_Directions for this task:_ Reproduce the items starting at the line that contains "for every button, label, input, icon, or" and ending at the line that contains "option-label-b: B <box>256 301 306 339</box>", including both of those lines. Leave the pictures out.

_Data to process:_
......

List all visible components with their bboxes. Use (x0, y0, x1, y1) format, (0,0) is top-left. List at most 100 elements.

......

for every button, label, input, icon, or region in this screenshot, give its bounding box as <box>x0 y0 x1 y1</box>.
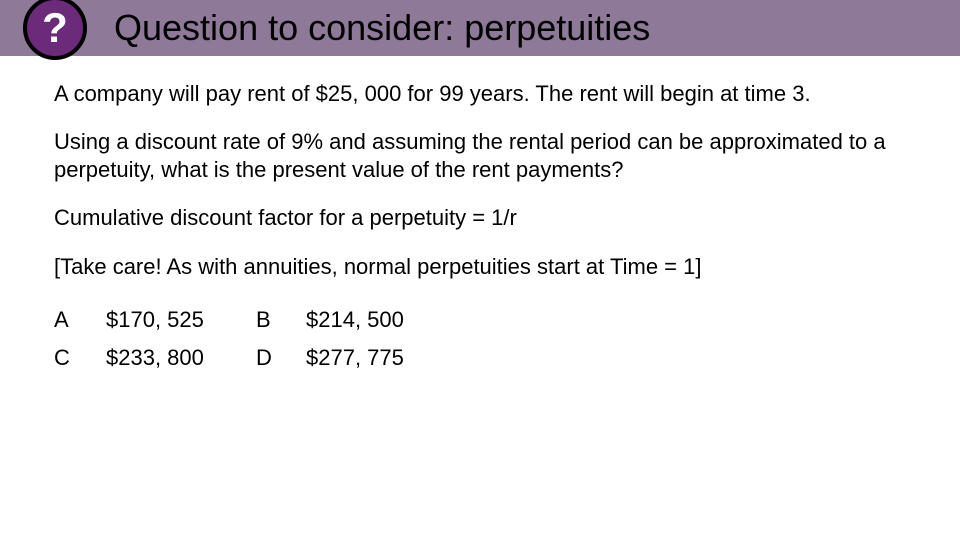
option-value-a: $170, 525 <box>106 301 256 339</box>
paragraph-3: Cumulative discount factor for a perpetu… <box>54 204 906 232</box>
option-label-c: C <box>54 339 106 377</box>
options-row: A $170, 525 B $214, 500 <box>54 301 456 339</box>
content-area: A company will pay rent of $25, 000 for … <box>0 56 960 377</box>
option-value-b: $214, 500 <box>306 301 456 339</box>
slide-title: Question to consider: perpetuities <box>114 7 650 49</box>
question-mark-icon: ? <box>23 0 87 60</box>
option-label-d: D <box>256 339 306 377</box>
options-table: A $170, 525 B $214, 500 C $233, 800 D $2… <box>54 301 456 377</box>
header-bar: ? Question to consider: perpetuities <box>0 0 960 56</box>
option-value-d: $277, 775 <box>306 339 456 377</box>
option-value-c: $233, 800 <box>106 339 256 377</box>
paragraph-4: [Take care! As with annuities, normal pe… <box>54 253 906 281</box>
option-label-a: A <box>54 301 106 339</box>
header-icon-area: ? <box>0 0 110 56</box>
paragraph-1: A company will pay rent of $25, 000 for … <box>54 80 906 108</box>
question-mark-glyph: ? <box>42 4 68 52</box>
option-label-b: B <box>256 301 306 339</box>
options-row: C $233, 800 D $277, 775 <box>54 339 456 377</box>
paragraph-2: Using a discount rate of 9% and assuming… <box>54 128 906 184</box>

......

_The output:_
for every button, label, input, icon, or region in this screenshot, give its bounding box as <box>x0 y0 x1 y1</box>.
option-value-a: $170, 525 <box>106 301 256 339</box>
paragraph-3: Cumulative discount factor for a perpetu… <box>54 204 906 232</box>
option-label-c: C <box>54 339 106 377</box>
options-row: A $170, 525 B $214, 500 <box>54 301 456 339</box>
content-area: A company will pay rent of $25, 000 for … <box>0 56 960 377</box>
option-value-b: $214, 500 <box>306 301 456 339</box>
slide-title: Question to consider: perpetuities <box>114 7 650 49</box>
question-mark-icon: ? <box>23 0 87 60</box>
option-label-d: D <box>256 339 306 377</box>
options-table: A $170, 525 B $214, 500 C $233, 800 D $2… <box>54 301 456 377</box>
header-bar: ? Question to consider: perpetuities <box>0 0 960 56</box>
option-value-d: $277, 775 <box>306 339 456 377</box>
option-value-c: $233, 800 <box>106 339 256 377</box>
paragraph-4: [Take care! As with annuities, normal pe… <box>54 253 906 281</box>
option-label-a: A <box>54 301 106 339</box>
header-icon-area: ? <box>0 0 110 56</box>
paragraph-1: A company will pay rent of $25, 000 for … <box>54 80 906 108</box>
question-mark-glyph: ? <box>42 4 68 52</box>
option-label-b: B <box>256 301 306 339</box>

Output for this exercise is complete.